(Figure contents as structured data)
--- START ---

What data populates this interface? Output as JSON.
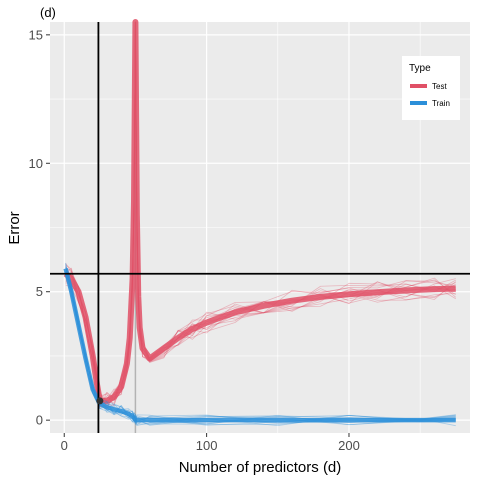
{
  "chart_data": {
    "type": "line",
    "panel_tag": "(d)",
    "title": "",
    "xlabel": "Number of predictors (d)",
    "ylabel": "Error",
    "xlim": [
      -10,
      285
    ],
    "ylim": [
      -0.5,
      15.5
    ],
    "x_ticks": [
      0,
      100,
      200
    ],
    "y_ticks": [
      0,
      5,
      10,
      15
    ],
    "grid": true,
    "legend": {
      "title": "Type",
      "position": "top-right",
      "entries": [
        "Test",
        "Train"
      ]
    },
    "colors": {
      "Test": "#e05066",
      "Train": "#2b8fd9",
      "panel_background": "#ebebeb",
      "grid": "#ffffff",
      "reference_line": "#000000",
      "interpolation_line": "#b3b3b3"
    },
    "series": [
      {
        "name": "Test",
        "x": [
          1,
          5,
          10,
          15,
          20,
          23,
          25,
          30,
          35,
          40,
          44,
          46,
          48,
          49,
          50,
          51,
          52,
          53,
          55,
          60,
          70,
          80,
          90,
          100,
          120,
          140,
          160,
          180,
          200,
          220,
          240,
          260,
          275
        ],
        "y": [
          5.7,
          5.5,
          5.0,
          4.0,
          2.5,
          1.4,
          0.75,
          0.75,
          0.9,
          1.3,
          2.2,
          3.2,
          5.5,
          8.5,
          15.5,
          8.0,
          4.8,
          3.6,
          2.8,
          2.4,
          2.8,
          3.2,
          3.55,
          3.8,
          4.2,
          4.45,
          4.65,
          4.8,
          4.9,
          4.98,
          5.05,
          5.1,
          5.12
        ]
      },
      {
        "name": "Train",
        "x": [
          1,
          5,
          10,
          15,
          20,
          23,
          25,
          30,
          35,
          40,
          45,
          48,
          49,
          50,
          51,
          60,
          100,
          150,
          200,
          250,
          275
        ],
        "y": [
          5.9,
          5.0,
          3.7,
          2.4,
          1.2,
          0.85,
          0.65,
          0.5,
          0.42,
          0.35,
          0.25,
          0.15,
          0.08,
          0.02,
          0.0,
          0.0,
          0.0,
          0.0,
          0.0,
          0.0,
          0.0
        ]
      }
    ],
    "reference_lines": {
      "vertical_x": 24,
      "horizontal_y": 5.7,
      "interpolation_threshold_x": 50
    },
    "marked_point": {
      "x": 25,
      "y": 0.75
    }
  }
}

--- END ---

TASK GOAL: Repeat the records above exactly, leaving out the pictures.

ANSWER TO THE EXERCISE:
What data populates this interface? Output as JSON.
{
  "chart_data": {
    "type": "line",
    "panel_tag": "(d)",
    "title": "",
    "xlabel": "Number of predictors (d)",
    "ylabel": "Error",
    "xlim": [
      -10,
      285
    ],
    "ylim": [
      -0.5,
      15.5
    ],
    "x_ticks": [
      0,
      100,
      200
    ],
    "y_ticks": [
      0,
      5,
      10,
      15
    ],
    "grid": true,
    "legend": {
      "title": "Type",
      "position": "top-right",
      "entries": [
        "Test",
        "Train"
      ]
    },
    "colors": {
      "Test": "#e05066",
      "Train": "#2b8fd9",
      "panel_background": "#ebebeb",
      "grid": "#ffffff",
      "reference_line": "#000000",
      "interpolation_line": "#b3b3b3"
    },
    "series": [
      {
        "name": "Test",
        "x": [
          1,
          5,
          10,
          15,
          20,
          23,
          25,
          30,
          35,
          40,
          44,
          46,
          48,
          49,
          50,
          51,
          52,
          53,
          55,
          60,
          70,
          80,
          90,
          100,
          120,
          140,
          160,
          180,
          200,
          220,
          240,
          260,
          275
        ],
        "y": [
          5.7,
          5.5,
          5.0,
          4.0,
          2.5,
          1.4,
          0.75,
          0.75,
          0.9,
          1.3,
          2.2,
          3.2,
          5.5,
          8.5,
          15.5,
          8.0,
          4.8,
          3.6,
          2.8,
          2.4,
          2.8,
          3.2,
          3.55,
          3.8,
          4.2,
          4.45,
          4.65,
          4.8,
          4.9,
          4.98,
          5.05,
          5.1,
          5.12
        ]
      },
      {
        "name": "Train",
        "x": [
          1,
          5,
          10,
          15,
          20,
          23,
          25,
          30,
          35,
          40,
          45,
          48,
          49,
          50,
          51,
          60,
          100,
          150,
          200,
          250,
          275
        ],
        "y": [
          5.9,
          5.0,
          3.7,
          2.4,
          1.2,
          0.85,
          0.65,
          0.5,
          0.42,
          0.35,
          0.25,
          0.15,
          0.08,
          0.02,
          0.0,
          0.0,
          0.0,
          0.0,
          0.0,
          0.0,
          0.0
        ]
      }
    ],
    "reference_lines": {
      "vertical_x": 24,
      "horizontal_y": 5.7,
      "interpolation_threshold_x": 50
    },
    "marked_point": {
      "x": 25,
      "y": 0.75
    }
  }
}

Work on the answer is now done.